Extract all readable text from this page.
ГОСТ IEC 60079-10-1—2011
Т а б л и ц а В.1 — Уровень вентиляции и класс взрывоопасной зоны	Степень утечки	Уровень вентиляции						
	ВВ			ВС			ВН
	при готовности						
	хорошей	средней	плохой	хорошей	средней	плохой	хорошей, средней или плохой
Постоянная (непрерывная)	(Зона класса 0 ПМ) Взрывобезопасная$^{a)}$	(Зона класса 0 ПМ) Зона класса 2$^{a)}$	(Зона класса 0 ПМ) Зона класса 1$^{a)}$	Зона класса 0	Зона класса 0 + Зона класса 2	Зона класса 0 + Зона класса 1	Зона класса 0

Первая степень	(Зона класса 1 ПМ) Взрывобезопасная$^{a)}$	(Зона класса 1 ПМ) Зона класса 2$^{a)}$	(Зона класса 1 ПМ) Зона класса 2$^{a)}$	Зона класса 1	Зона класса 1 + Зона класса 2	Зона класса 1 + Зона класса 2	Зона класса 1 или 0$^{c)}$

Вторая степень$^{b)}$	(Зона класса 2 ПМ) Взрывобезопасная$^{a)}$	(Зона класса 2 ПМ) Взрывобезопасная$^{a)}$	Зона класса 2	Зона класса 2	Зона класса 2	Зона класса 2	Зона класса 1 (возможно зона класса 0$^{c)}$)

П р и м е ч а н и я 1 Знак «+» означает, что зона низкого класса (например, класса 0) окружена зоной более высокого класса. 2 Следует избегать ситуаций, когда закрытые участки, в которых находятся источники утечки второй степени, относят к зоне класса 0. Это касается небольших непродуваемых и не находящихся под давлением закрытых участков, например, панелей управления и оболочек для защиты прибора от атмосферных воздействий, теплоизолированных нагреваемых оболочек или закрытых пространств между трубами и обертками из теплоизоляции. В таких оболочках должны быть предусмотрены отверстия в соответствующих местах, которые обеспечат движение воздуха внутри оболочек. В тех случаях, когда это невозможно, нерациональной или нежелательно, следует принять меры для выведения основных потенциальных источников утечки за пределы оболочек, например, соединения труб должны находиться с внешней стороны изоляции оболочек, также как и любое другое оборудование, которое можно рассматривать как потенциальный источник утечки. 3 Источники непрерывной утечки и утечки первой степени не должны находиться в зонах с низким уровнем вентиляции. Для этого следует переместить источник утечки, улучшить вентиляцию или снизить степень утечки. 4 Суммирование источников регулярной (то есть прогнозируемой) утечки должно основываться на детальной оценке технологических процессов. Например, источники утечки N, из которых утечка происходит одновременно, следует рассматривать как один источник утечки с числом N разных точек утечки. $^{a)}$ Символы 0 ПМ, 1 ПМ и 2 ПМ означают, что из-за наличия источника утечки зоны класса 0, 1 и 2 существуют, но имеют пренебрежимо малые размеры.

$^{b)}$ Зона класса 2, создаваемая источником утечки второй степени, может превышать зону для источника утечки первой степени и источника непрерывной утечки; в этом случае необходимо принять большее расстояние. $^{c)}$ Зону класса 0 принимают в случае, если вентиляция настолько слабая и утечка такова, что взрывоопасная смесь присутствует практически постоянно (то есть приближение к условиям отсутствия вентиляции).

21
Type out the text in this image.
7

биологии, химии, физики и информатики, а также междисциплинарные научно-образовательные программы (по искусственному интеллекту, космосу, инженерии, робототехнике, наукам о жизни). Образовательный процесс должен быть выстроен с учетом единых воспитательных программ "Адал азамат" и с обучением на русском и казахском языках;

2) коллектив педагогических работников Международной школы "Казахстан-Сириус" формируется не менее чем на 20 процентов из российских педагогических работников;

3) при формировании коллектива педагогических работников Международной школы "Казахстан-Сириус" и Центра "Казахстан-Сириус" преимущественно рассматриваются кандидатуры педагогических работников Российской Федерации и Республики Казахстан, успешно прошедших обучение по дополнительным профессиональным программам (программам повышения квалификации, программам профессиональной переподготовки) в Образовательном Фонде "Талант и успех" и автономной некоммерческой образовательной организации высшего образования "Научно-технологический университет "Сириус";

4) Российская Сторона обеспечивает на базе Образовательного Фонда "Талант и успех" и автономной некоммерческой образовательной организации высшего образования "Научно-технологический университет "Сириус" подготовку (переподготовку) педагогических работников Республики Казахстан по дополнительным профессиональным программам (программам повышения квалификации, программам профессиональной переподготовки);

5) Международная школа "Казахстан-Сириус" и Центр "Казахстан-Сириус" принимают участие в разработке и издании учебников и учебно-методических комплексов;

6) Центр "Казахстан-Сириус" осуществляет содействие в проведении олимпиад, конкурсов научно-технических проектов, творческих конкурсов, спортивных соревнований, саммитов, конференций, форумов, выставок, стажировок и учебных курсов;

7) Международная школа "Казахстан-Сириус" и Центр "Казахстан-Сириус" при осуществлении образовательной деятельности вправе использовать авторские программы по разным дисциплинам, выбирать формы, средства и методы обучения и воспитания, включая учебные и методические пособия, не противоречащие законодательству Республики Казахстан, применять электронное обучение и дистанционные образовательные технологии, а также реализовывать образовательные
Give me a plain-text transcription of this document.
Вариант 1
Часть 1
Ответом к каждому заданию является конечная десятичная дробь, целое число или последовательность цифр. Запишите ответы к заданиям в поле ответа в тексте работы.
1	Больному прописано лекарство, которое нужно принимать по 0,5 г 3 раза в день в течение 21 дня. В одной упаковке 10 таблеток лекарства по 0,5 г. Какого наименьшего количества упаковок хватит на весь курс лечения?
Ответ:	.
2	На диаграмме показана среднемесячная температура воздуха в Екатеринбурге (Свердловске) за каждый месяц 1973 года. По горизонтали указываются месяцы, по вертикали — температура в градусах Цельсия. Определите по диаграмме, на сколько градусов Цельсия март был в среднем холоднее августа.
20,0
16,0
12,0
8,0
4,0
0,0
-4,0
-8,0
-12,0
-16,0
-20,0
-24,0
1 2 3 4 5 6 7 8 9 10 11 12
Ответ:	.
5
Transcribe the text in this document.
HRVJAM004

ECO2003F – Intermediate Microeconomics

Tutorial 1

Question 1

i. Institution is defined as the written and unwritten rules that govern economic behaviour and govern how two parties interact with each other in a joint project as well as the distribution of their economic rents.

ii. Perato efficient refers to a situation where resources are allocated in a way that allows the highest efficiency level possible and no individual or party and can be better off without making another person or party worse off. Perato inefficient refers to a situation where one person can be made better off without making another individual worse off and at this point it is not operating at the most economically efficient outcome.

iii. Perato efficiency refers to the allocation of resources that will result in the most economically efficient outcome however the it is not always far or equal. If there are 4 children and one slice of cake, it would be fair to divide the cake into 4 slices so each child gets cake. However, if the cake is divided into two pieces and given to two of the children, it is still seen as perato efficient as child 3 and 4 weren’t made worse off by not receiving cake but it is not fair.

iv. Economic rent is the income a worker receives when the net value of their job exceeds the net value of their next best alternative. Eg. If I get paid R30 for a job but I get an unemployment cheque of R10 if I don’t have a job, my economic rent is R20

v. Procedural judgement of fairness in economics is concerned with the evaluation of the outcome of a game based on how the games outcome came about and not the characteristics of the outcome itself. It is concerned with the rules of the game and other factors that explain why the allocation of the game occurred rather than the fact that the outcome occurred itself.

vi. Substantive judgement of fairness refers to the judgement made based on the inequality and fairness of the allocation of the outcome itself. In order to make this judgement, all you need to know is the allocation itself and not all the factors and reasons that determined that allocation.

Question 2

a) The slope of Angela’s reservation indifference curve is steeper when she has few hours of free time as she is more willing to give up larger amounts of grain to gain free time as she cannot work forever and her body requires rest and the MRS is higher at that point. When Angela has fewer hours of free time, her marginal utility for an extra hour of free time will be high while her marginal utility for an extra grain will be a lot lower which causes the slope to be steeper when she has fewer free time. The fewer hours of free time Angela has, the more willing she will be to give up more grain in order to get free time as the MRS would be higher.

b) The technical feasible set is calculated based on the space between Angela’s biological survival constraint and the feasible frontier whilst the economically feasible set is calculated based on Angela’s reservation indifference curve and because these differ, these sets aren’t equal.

....

» Exercise requirements
Write out every line of the data that holds the word "itself".

» Response to this exercise
v. Procedural judgement of fairness in economics is concerned with the evaluation of the outcome of a game based on how the games outcome came about and not the characteristics of the outcome itself. It is concerned with the rules of the game and other factors that explain why the allocation of the game occurred rather than the fact that the outcome occurred itself.
vi. Substantive judgement of fairness refers to the judgement made based on the inequality and fairness of the allocation of the outcome itself. In order to make this judgement, all you need to know is the allocation itself and not all the factors and reasons that determined that allocation.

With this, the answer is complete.